- WORK INSTRUCTIONS: Copy the lines from the records word for word, starting at the line that contains "x-tick-label: 0.14 xyxy=(569,427,605,449)" and ending at the line that contains "y-tick-label: 0 xyxy=(647,404,657,426)", with both of those lines included.

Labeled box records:

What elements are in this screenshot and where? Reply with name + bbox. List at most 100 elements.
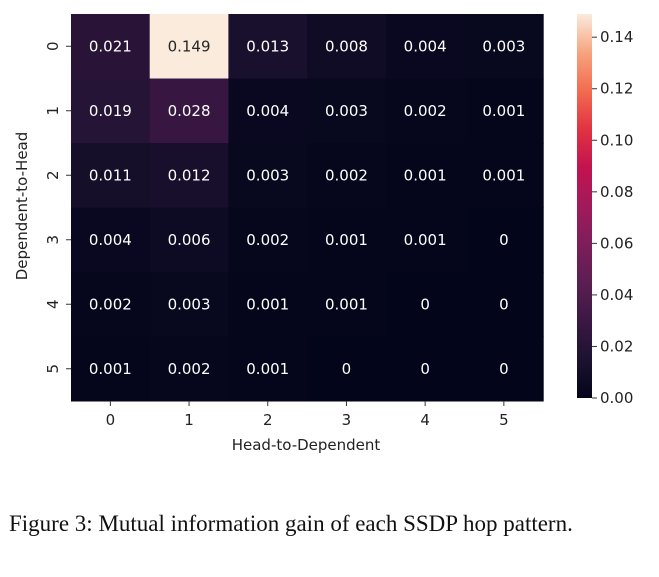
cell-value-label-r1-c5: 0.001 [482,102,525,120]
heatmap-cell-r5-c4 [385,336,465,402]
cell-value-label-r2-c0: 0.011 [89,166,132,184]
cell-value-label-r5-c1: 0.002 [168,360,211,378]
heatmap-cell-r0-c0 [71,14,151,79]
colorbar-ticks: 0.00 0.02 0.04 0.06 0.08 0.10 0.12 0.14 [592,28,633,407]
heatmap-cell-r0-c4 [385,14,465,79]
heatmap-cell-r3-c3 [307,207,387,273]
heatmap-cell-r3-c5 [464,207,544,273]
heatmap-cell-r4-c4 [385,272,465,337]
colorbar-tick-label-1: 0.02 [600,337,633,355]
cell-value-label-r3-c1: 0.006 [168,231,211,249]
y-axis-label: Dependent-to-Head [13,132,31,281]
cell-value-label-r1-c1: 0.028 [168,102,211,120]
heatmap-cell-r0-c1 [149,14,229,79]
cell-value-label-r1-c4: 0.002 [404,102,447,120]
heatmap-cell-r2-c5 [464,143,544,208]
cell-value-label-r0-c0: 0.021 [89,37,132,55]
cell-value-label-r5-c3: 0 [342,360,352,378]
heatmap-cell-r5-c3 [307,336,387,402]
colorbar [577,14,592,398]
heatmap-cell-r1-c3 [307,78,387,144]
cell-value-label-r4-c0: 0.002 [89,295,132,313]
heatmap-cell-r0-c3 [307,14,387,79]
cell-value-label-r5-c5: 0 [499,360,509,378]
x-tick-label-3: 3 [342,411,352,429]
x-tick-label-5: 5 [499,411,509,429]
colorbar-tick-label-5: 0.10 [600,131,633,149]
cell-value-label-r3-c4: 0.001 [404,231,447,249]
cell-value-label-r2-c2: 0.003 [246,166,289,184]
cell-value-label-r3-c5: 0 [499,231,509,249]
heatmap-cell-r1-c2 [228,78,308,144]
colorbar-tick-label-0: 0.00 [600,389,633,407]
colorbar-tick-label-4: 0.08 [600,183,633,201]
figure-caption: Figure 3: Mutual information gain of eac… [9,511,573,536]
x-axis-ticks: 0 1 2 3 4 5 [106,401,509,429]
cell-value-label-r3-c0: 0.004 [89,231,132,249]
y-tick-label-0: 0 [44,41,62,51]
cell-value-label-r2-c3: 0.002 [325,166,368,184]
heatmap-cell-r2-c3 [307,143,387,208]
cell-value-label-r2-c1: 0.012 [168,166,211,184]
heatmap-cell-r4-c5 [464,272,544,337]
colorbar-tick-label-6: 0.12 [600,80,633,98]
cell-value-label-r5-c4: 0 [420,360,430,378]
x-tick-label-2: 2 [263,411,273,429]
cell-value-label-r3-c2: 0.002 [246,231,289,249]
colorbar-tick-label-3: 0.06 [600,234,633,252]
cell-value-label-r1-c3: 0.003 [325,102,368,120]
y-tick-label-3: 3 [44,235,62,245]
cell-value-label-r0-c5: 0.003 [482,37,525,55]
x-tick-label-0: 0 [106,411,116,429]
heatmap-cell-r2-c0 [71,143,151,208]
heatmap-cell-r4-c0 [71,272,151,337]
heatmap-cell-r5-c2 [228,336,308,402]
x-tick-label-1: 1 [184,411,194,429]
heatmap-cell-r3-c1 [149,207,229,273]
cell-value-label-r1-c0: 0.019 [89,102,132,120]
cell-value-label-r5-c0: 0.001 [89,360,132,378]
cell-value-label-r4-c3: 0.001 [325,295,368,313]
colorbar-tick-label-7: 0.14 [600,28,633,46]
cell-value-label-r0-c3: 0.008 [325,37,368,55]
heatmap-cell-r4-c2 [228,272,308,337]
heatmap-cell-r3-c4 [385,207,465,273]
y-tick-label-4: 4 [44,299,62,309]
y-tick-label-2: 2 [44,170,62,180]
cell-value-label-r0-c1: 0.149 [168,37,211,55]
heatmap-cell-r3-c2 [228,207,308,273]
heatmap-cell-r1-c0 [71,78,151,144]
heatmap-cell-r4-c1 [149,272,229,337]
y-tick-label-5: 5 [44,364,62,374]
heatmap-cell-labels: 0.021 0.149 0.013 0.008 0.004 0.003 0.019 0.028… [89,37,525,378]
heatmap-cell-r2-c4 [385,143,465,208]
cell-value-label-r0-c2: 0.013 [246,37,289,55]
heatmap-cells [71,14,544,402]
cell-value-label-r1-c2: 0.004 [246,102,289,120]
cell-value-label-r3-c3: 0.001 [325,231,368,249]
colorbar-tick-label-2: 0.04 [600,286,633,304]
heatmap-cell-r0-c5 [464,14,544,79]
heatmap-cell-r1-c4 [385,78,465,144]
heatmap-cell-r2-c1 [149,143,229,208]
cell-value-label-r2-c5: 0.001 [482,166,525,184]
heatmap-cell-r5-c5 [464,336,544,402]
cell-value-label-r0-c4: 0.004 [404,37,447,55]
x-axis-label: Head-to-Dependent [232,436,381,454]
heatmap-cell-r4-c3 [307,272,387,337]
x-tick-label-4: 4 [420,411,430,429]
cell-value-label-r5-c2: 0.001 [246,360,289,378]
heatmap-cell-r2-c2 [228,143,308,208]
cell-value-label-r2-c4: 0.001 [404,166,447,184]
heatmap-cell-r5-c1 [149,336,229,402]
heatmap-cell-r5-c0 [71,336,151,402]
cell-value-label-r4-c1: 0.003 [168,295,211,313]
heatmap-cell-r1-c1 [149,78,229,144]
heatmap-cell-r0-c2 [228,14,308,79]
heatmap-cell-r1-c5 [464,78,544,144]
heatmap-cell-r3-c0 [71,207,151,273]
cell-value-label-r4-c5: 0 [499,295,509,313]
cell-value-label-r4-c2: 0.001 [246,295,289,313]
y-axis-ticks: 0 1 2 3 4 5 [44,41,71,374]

...

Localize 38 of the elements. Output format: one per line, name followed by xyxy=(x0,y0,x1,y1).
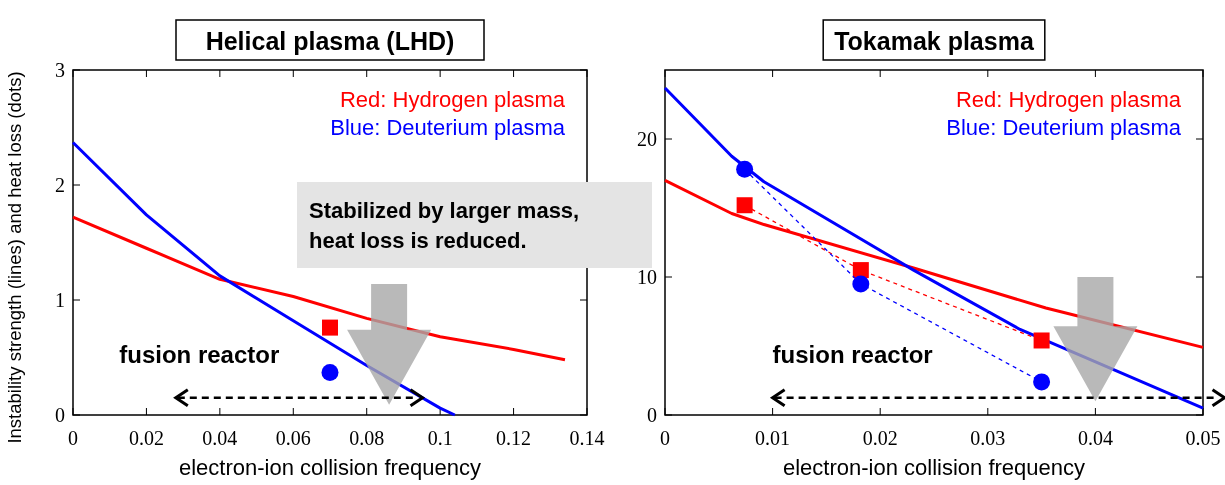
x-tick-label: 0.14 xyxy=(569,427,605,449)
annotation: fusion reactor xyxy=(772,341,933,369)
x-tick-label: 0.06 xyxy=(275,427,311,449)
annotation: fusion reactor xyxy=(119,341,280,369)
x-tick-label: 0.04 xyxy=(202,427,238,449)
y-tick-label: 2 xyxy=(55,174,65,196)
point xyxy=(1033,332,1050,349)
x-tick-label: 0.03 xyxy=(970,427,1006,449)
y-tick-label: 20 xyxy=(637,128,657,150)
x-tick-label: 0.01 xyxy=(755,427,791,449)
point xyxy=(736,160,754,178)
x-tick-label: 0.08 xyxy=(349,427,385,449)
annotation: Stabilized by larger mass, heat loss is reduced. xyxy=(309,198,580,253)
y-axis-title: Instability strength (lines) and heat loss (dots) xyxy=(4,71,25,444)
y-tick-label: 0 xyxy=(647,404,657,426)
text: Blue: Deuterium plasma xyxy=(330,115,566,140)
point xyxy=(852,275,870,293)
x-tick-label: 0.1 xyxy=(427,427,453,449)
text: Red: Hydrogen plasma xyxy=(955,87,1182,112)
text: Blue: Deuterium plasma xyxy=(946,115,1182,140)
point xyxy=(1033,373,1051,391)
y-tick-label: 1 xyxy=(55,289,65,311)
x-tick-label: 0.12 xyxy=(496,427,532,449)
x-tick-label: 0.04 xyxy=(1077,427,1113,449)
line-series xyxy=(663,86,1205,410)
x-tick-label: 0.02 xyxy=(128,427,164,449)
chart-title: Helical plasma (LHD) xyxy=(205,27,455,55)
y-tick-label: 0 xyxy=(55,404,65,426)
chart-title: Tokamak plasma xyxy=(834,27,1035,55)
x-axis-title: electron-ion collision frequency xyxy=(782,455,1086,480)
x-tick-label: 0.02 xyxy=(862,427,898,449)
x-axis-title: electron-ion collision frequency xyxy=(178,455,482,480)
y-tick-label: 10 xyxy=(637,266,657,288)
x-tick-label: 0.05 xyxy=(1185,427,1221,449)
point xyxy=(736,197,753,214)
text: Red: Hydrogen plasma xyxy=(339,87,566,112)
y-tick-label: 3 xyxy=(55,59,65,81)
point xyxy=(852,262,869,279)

- ANSWER BELOW:
x-tick-label: 0.14 xyxy=(569,427,605,449)
annotation: fusion reactor xyxy=(772,341,933,369)
x-tick-label: 0.06 xyxy=(275,427,311,449)
annotation: fusion reactor xyxy=(119,341,280,369)
x-tick-label: 0.04 xyxy=(202,427,238,449)
y-tick-label: 2 xyxy=(55,174,65,196)
point xyxy=(1033,332,1050,349)
x-tick-label: 0.03 xyxy=(970,427,1006,449)
y-tick-label: 20 xyxy=(637,128,657,150)
x-tick-label: 0.01 xyxy=(755,427,791,449)
point xyxy=(736,160,754,178)
x-tick-label: 0.08 xyxy=(349,427,385,449)
annotation: Stabilized by larger mass, heat loss is reduced. xyxy=(309,198,580,253)
y-axis-title: Instability strength (lines) and heat loss (dots) xyxy=(4,71,25,444)
y-tick-label: 0 xyxy=(647,404,657,426)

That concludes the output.